**What the task requires**
Read the material below. Count the lines containing "true" and give that count alone.

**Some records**
Start

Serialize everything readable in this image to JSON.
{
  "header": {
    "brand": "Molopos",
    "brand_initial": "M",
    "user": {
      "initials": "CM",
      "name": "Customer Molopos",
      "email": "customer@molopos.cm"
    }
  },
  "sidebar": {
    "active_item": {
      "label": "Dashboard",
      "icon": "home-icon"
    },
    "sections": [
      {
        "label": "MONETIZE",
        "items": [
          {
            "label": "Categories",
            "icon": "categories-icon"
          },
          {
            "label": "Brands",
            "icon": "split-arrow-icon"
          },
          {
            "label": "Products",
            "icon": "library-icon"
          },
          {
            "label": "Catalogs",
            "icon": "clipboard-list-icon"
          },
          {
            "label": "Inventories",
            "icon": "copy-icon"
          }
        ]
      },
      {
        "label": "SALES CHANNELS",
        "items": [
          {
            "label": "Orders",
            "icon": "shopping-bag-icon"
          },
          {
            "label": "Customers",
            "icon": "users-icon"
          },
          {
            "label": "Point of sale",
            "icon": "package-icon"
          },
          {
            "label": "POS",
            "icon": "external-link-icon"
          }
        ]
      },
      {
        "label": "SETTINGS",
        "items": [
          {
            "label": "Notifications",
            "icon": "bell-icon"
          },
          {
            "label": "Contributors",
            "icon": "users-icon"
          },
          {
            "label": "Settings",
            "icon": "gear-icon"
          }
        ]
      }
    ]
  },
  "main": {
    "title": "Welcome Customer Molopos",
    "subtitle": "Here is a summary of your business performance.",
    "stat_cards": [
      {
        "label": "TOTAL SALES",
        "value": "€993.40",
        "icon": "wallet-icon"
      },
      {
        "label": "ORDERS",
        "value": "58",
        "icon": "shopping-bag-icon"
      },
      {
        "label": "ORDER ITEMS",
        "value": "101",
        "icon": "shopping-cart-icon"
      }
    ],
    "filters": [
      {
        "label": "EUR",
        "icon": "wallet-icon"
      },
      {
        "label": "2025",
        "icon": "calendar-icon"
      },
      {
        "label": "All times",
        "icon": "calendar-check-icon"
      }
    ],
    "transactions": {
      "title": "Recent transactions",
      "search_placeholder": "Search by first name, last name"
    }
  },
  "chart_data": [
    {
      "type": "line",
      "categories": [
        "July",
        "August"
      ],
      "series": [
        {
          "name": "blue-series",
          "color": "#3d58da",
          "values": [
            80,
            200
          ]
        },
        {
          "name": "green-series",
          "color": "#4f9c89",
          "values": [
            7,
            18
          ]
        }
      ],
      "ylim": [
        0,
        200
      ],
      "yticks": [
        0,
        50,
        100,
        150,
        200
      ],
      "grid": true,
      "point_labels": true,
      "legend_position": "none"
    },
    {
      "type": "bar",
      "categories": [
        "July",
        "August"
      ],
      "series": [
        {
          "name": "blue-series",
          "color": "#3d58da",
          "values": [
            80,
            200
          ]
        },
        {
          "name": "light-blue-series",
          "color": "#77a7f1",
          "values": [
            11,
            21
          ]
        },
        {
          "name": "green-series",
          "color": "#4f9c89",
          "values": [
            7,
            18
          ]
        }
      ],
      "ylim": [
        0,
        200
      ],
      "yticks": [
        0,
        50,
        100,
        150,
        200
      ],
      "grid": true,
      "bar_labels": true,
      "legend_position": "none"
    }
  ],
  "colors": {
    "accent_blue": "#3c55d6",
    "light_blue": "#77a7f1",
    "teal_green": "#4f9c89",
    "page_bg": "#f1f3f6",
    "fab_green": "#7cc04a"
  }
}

End

**Answer to the exercise**
4